Data lines:

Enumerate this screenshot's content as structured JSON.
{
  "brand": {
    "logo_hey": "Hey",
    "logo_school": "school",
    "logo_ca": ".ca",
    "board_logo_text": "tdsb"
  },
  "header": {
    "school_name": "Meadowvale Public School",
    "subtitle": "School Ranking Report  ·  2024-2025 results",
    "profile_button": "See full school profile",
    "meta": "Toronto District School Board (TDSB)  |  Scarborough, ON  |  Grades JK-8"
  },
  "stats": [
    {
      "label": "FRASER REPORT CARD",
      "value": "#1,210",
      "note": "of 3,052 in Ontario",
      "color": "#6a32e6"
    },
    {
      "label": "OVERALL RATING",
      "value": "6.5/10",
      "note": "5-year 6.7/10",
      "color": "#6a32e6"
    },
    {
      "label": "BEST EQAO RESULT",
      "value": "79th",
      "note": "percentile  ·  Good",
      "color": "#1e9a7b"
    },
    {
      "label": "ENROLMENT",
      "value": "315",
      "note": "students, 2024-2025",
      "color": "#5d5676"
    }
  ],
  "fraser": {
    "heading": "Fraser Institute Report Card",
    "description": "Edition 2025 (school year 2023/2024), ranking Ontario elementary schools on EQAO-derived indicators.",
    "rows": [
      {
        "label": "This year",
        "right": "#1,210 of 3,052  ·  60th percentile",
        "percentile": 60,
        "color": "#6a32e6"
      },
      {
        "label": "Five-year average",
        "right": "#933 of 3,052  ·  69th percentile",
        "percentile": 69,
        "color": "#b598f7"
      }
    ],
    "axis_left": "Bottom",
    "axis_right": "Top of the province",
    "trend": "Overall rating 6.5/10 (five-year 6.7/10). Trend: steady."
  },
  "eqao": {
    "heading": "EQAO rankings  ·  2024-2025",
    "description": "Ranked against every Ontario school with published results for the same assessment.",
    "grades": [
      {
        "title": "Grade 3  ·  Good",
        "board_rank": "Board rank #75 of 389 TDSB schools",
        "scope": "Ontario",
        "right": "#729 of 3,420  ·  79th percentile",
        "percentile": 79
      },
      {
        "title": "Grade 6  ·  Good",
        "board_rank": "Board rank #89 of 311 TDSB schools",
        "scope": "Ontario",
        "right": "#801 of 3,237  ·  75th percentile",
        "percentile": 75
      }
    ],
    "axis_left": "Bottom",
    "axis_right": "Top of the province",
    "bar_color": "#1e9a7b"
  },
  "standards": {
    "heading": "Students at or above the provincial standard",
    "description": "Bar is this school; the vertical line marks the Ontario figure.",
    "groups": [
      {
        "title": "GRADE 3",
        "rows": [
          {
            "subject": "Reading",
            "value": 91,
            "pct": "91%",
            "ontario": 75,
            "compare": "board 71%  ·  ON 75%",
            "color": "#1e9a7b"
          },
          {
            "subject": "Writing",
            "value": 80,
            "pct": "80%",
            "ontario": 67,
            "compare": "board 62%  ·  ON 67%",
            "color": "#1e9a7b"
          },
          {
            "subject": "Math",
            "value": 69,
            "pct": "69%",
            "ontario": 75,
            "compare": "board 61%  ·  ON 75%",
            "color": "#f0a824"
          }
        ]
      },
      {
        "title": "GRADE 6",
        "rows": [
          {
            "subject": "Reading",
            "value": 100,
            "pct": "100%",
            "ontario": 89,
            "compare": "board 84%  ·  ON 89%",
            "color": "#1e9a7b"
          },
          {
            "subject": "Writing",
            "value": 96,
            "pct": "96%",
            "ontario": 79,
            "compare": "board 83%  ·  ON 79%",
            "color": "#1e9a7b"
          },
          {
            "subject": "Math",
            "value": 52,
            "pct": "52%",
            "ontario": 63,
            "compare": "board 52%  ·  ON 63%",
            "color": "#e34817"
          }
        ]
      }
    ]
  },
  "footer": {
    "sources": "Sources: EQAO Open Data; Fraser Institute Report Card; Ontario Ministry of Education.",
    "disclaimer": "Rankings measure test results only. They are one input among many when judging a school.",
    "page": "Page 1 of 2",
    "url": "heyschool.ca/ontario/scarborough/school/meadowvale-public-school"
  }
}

Exercise goal: Set down the listing in full, keeping every word exactly as it is.

Reply to the exercise:
Enumerate this screenshot's content as structured JSON.
{
  "brand": {
    "logo_hey": "Hey",
    "logo_school": "school",
    "logo_ca": ".ca",
    "board_logo_text": "tdsb"
  },
  "header": {
    "school_name": "Meadowvale Public School",
    "subtitle": "School Ranking Report  ·  2024-2025 results",
    "profile_button": "See full school profile",
    "meta": "Toronto District School Board (TDSB)  |  Scarborough, ON  |  Grades JK-8"
  },
  "stats": [
    {
      "label": "FRASER REPORT CARD",
      "value": "#1,210",
      "note": "of 3,052 in Ontario",
      "color": "#6a32e6"
    },
    {
      "label": "OVERALL RATING",
      "value": "6.5/10",
      "note": "5-year 6.7/10",
      "color": "#6a32e6"
    },
    {
      "label": "BEST EQAO RESULT",
      "value": "79th",
      "note": "percentile  ·  Good",
      "color": "#1e9a7b"
    },
    {
      "label": "ENROLMENT",
      "value": "315",
      "note": "students, 2024-2025",
      "color": "#5d5676"
    }
  ],
  "fraser": {
    "heading": "Fraser Institute Report Card",
    "description": "Edition 2025 (school year 2023/2024), ranking Ontario elementary schools on EQAO-derived indicators.",
    "rows": [
      {
        "label": "This year",
        "right": "#1,210 of 3,052  ·  60th percentile",
        "percentile": 60,
        "color": "#6a32e6"
      },
      {
        "label": "Five-year average",
        "right": "#933 of 3,052  ·  69th percentile",
        "percentile": 69,
        "color": "#b598f7"
      }
    ],
    "axis_left": "Bottom",
    "axis_right": "Top of the province",
    "trend": "Overall rating 6.5/10 (five-year 6.7/10). Trend: steady."
  },
  "eqao": {
    "heading": "EQAO rankings  ·  2024-2025",
    "description": "Ranked against every Ontario school with published results for the same assessment.",
    "grades": [
      {
        "title": "Grade 3  ·  Good",
        "board_rank": "Board rank #75 of 389 TDSB schools",
        "scope": "Ontario",
        "right": "#729 of 3,420  ·  79th percentile",
        "percentile": 79
      },
      {
        "title": "Grade 6  ·  Good",
        "board_rank": "Board rank #89 of 311 TDSB schools",
        "scope": "Ontario",
        "right": "#801 of 3,237  ·  75th percentile",
        "percentile": 75
      }
    ],
    "axis_left": "Bottom",
    "axis_right": "Top of the province",
    "bar_color": "#1e9a7b"
  },
  "standards": {
    "heading": "Students at or above the provincial standard",
    "description": "Bar is this school; the vertical line marks the Ontario figure.",
    "groups": [
      {
        "title": "GRADE 3",
        "rows": [
          {
            "subject": "Reading",
            "value": 91,
            "pct": "91%",
            "ontario": 75,
            "compare": "board 71%  ·  ON 75%",
            "color": "#1e9a7b"
          },
          {
            "subject": "Writing",
            "value": 80,
            "pct": "80%",
            "ontario": 67,
            "compare": "board 62%  ·  ON 67%",
            "color": "#1e9a7b"
          },
          {
            "subject": "Math",
            "value": 69,
            "pct": "69%",
            "ontario": 75,
            "compare": "board 61%  ·  ON 75%",
            "color": "#f0a824"
          }
        ]
      },
      {
        "title": "GRADE 6",
        "rows": [
          {
            "subject": "Reading",
            "value": 100,
            "pct": "100%",
            "ontario": 89,
            "compare": "board 84%  ·  ON 89%",
            "color": "#1e9a7b"
          },
          {
            "subject": "Writing",
            "value": 96,
            "pct": "96%",
            "ontario": 79,
            "compare": "board 83%  ·  ON 79%",
            "color": "#1e9a7b"
          },
          {
            "subject": "Math",
            "value": 52,
            "pct": "52%",
            "ontario": 63,
            "compare": "board 52%  ·  ON 63%",
            "color": "#e34817"
          }
        ]
      }
    ]
  },
  "footer": {
    "sources": "Sources: EQAO Open Data; Fraser Institute Report Card; Ontario Ministry of Education.",
    "disclaimer": "Rankings measure test results only. They are one input among many when judging a school.",
    "page": "Page 1 of 2",
    "url": "heyschool.ca/ontario/scarborough/school/meadowvale-public-school"
  }
}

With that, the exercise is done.